Transcribe all the entries word for word, omitting any pictures they contain.

Collected data entries:

::::::::

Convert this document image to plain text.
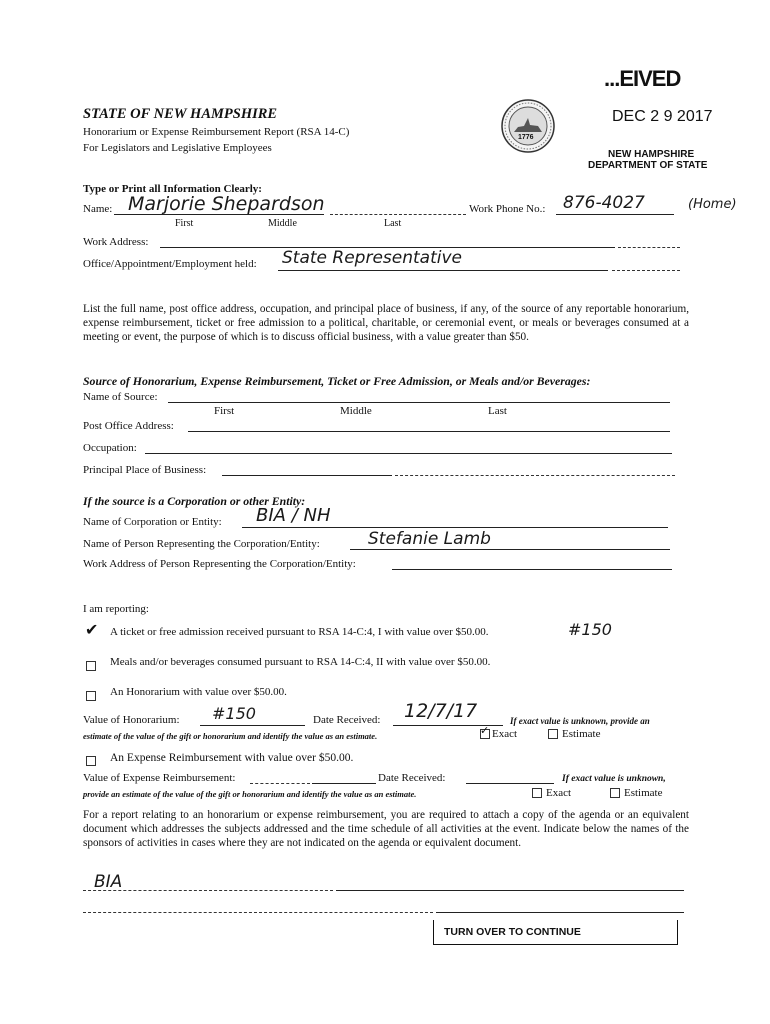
...EIVED
DEC 2 9 2017
NEW HAMPSHIRE
DEPARTMENT OF STATE
1776
STATE OF NEW HAMPSHIRE
Honorarium or Expense Reimbursement Report (RSA 14-C)
For Legislators and Legislative Employees
Type or Print all Information Clearly:
Name: Marjorie Shepardson
First	Middle	Last
Work Phone No.: 876-4027	(Home)
Work Address:
Office/Appointment/Employment held: State Representative
List the full name, post office address, occupation, and principal place of business, if any, of the source of any reportable honorarium, expense reimbursement, ticket or free admission to a political, charitable, or ceremonial event, or meals or beverages consumed at a meeting or event, the purpose of which is to discuss official business, with a value greater than $50.
Source of Honorarium, Expense Reimbursement, Ticket or Free Admission, or Meals and/or Beverages:
Name of Source:
First	Middle	Last
Post Office Address:
Occupation:
Principal Place of Business:
If the source is a Corporation or other Entity:
Name of Corporation or Entity: BIA / NH
Name of Person Representing the Corporation/Entity:	Stefanie Lamb
Work Address of Person Representing the Corporation/Entity:
I am reporting:
✔ A ticket or free admission received pursuant to RSA 14-C:4, I with value over $50.00.	#150
Meals and/or beverages consumed pursuant to RSA 14-C:4, II with value over $50.00.
An Honorarium with value over $50.00.
Value of Honorarium: #150	Date Received: 12/7/17	If exact value is unknown, provide an
estimate of the value of the gift or honorarium and identify the value as an estimate.	✓ Exact	Estimate
An Expense Reimbursement with value over $50.00.
Value of Expense Reimbursement:	Date Received:	If exact value is unknown,
provide an estimate of the value of the gift or honorarium and identify the value as an estimate.	Exact	Estimate
For a report relating to an honorarium or expense reimbursement, you are required to attach a copy of the agenda or an equivalent document which addresses the subjects addressed and the time schedule of all activities at the event. Indicate below the names of the sponsors of activities in cases where they are not indicated on the agenda or equivalent document.
BIA
TURN OVER TO CONTINUE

::::::::

- _Full answer_:
Convert this document image to plain text.
...EIVED
DEC 2 9 2017
NEW HAMPSHIRE
DEPARTMENT OF STATE
1776
STATE OF NEW HAMPSHIRE
Honorarium or Expense Reimbursement Report (RSA 14-C)
For Legislators and Legislative Employees
Type or Print all Information Clearly:
Name: Marjorie Shepardson
First	Middle	Last
Work Phone No.: 876-4027	(Home)
Work Address:
Office/Appointment/Employment held: State Representative
List the full name, post office address, occupation, and principal place of business, if any, of the source of any reportable honorarium, expense reimbursement, ticket or free admission to a political, charitable, or ceremonial event, or meals or beverages consumed at a meeting or event, the purpose of which is to discuss official business, with a value greater than $50.
Source of Honorarium, Expense Reimbursement, Ticket or Free Admission, or Meals and/or Beverages:
Name of Source:
First	Middle	Last
Post Office Address:
Occupation:
Principal Place of Business:
If the source is a Corporation or other Entity:
Name of Corporation or Entity: BIA / NH
Name of Person Representing the Corporation/Entity:	Stefanie Lamb
Work Address of Person Representing the Corporation/Entity:
I am reporting:
✔ A ticket or free admission received pursuant to RSA 14-C:4, I with value over $50.00.	#150
Meals and/or beverages consumed pursuant to RSA 14-C:4, II with value over $50.00.
An Honorarium with value over $50.00.
Value of Honorarium: #150	Date Received: 12/7/17	If exact value is unknown, provide an
estimate of the value of the gift or honorarium and identify the value as an estimate.	✓ Exact	Estimate
An Expense Reimbursement with value over $50.00.
Value of Expense Reimbursement:	Date Received:	If exact value is unknown,
provide an estimate of the value of the gift or honorarium and identify the value as an estimate.	Exact	Estimate
For a report relating to an honorarium or expense reimbursement, you are required to attach a copy of the agenda or an equivalent document which addresses the subjects addressed and the time schedule of all activities at the event. Indicate below the names of the sponsors of activities in cases where they are not indicated on the agenda or equivalent document.
BIA
TURN OVER TO CONTINUE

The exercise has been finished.